# Start of STORED RECORDS

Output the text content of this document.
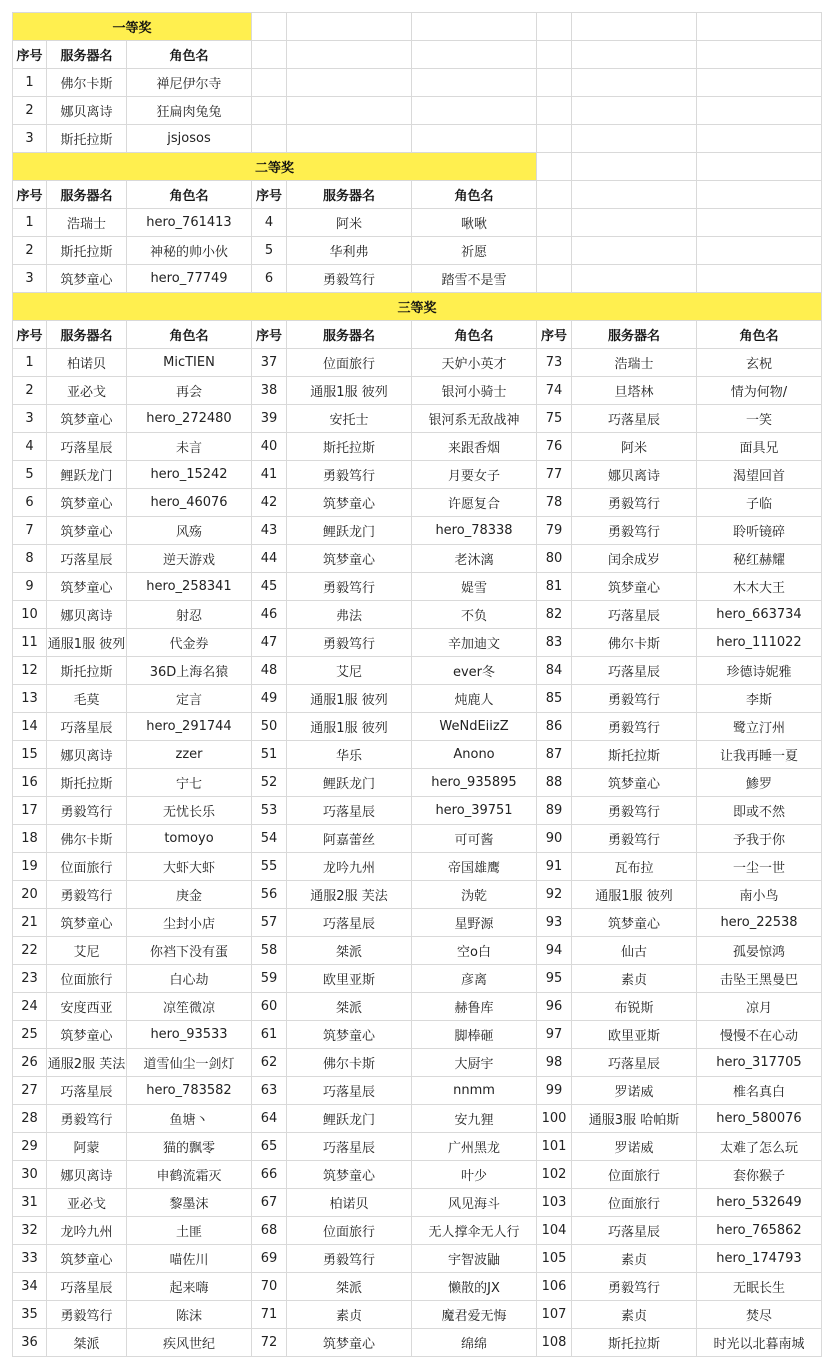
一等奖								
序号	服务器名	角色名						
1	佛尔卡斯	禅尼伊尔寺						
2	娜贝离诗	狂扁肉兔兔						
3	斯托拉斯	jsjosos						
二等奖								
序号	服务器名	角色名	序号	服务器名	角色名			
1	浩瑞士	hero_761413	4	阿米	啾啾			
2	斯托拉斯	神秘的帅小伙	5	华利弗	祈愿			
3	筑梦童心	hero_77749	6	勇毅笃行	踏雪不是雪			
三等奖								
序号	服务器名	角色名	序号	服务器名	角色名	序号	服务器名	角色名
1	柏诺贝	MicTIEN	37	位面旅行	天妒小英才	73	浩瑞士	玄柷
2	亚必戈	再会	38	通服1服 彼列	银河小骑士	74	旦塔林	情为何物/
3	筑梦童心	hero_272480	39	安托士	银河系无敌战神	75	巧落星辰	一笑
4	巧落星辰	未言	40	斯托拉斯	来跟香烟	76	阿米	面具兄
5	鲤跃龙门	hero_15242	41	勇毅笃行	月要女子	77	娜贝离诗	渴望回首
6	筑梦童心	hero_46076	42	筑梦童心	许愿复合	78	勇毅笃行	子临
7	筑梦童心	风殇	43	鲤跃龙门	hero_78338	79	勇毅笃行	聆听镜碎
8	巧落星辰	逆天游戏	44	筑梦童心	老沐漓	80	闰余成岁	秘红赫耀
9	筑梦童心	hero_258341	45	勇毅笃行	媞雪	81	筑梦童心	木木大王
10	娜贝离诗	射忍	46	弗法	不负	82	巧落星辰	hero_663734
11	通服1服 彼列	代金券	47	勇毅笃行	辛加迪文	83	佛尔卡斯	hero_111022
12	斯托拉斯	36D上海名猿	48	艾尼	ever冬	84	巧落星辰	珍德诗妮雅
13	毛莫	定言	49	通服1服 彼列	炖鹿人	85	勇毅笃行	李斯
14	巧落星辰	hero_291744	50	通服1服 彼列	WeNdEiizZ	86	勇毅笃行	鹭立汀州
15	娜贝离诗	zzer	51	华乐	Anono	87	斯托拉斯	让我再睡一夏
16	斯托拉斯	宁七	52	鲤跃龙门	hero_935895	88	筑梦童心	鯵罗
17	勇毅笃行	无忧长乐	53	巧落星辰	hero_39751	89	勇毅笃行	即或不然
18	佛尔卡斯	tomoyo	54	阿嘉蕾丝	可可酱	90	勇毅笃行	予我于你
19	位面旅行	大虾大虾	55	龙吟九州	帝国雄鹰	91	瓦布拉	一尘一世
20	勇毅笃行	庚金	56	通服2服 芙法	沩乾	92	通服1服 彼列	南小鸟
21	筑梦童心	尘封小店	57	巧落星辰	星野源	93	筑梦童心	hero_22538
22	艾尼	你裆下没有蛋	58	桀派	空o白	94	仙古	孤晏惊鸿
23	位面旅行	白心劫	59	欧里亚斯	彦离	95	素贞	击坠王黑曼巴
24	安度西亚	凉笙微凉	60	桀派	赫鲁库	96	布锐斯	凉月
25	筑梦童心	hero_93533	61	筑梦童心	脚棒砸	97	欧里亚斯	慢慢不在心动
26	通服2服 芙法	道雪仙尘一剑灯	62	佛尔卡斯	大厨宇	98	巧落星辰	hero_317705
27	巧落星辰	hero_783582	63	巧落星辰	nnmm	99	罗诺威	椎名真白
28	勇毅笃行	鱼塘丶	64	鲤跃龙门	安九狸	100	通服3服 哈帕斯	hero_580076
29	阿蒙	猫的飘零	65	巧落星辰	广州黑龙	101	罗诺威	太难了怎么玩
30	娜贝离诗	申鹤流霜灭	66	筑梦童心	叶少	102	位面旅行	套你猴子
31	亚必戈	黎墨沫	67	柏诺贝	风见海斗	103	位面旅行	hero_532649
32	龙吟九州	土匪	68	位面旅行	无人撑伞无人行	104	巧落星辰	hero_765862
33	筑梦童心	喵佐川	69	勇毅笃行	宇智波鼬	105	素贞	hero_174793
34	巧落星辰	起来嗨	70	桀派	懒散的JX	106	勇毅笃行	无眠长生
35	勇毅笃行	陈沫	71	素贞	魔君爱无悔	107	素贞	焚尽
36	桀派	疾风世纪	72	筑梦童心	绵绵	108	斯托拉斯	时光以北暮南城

# End of STORED RECORDS

== EXERCISE DETAILS ==
Write out each entry exactly as given, but skip the pictures.

== FULL ANSWER ==
Output the text content of this document.
一等奖								
序号	服务器名	角色名						
1	佛尔卡斯	禅尼伊尔寺						
2	娜贝离诗	狂扁肉兔兔						
3	斯托拉斯	jsjosos						
二等奖								
序号	服务器名	角色名	序号	服务器名	角色名			
1	浩瑞士	hero_761413	4	阿米	啾啾			
2	斯托拉斯	神秘的帅小伙	5	华利弗	祈愿			
3	筑梦童心	hero_77749	6	勇毅笃行	踏雪不是雪			
三等奖								
序号	服务器名	角色名	序号	服务器名	角色名	序号	服务器名	角色名
1	柏诺贝	MicTIEN	37	位面旅行	天妒小英才	73	浩瑞士	玄柷
2	亚必戈	再会	38	通服1服 彼列	银河小骑士	74	旦塔林	情为何物/
3	筑梦童心	hero_272480	39	安托士	银河系无敌战神	75	巧落星辰	一笑
4	巧落星辰	未言	40	斯托拉斯	来跟香烟	76	阿米	面具兄
5	鲤跃龙门	hero_15242	41	勇毅笃行	月要女子	77	娜贝离诗	渴望回首
6	筑梦童心	hero_46076	42	筑梦童心	许愿复合	78	勇毅笃行	子临
7	筑梦童心	风殇	43	鲤跃龙门	hero_78338	79	勇毅笃行	聆听镜碎
8	巧落星辰	逆天游戏	44	筑梦童心	老沐漓	80	闰余成岁	秘红赫耀
9	筑梦童心	hero_258341	45	勇毅笃行	媞雪	81	筑梦童心	木木大王
10	娜贝离诗	射忍	46	弗法	不负	82	巧落星辰	hero_663734
11	通服1服 彼列	代金券	47	勇毅笃行	辛加迪文	83	佛尔卡斯	hero_111022
12	斯托拉斯	36D上海名猿	48	艾尼	ever冬	84	巧落星辰	珍德诗妮雅
13	毛莫	定言	49	通服1服 彼列	炖鹿人	85	勇毅笃行	李斯
14	巧落星辰	hero_291744	50	通服1服 彼列	WeNdEiizZ	86	勇毅笃行	鹭立汀州
15	娜贝离诗	zzer	51	华乐	Anono	87	斯托拉斯	让我再睡一夏
16	斯托拉斯	宁七	52	鲤跃龙门	hero_935895	88	筑梦童心	鯵罗
17	勇毅笃行	无忧长乐	53	巧落星辰	hero_39751	89	勇毅笃行	即或不然
18	佛尔卡斯	tomoyo	54	阿嘉蕾丝	可可酱	90	勇毅笃行	予我于你
19	位面旅行	大虾大虾	55	龙吟九州	帝国雄鹰	91	瓦布拉	一尘一世
20	勇毅笃行	庚金	56	通服2服 芙法	沩乾	92	通服1服 彼列	南小鸟
21	筑梦童心	尘封小店	57	巧落星辰	星野源	93	筑梦童心	hero_22538
22	艾尼	你裆下没有蛋	58	桀派	空o白	94	仙古	孤晏惊鸿
23	位面旅行	白心劫	59	欧里亚斯	彦离	95	素贞	击坠王黑曼巴
24	安度西亚	凉笙微凉	60	桀派	赫鲁库	96	布锐斯	凉月
25	筑梦童心	hero_93533	61	筑梦童心	脚棒砸	97	欧里亚斯	慢慢不在心动
26	通服2服 芙法	道雪仙尘一剑灯	62	佛尔卡斯	大厨宇	98	巧落星辰	hero_317705
27	巧落星辰	hero_783582	63	巧落星辰	nnmm	99	罗诺威	椎名真白
28	勇毅笃行	鱼塘丶	64	鲤跃龙门	安九狸	100	通服3服 哈帕斯	hero_580076
29	阿蒙	猫的飘零	65	巧落星辰	广州黑龙	101	罗诺威	太难了怎么玩
30	娜贝离诗	申鹤流霜灭	66	筑梦童心	叶少	102	位面旅行	套你猴子
31	亚必戈	黎墨沫	67	柏诺贝	风见海斗	103	位面旅行	hero_532649
32	龙吟九州	土匪	68	位面旅行	无人撑伞无人行	104	巧落星辰	hero_765862
33	筑梦童心	喵佐川	69	勇毅笃行	宇智波鼬	105	素贞	hero_174793
34	巧落星辰	起来嗨	70	桀派	懒散的JX	106	勇毅笃行	无眠长生
35	勇毅笃行	陈沫	71	素贞	魔君爱无悔	107	素贞	焚尽
36	桀派	疾风世纪	72	筑梦童心	绵绵	108	斯托拉斯	时光以北暮南城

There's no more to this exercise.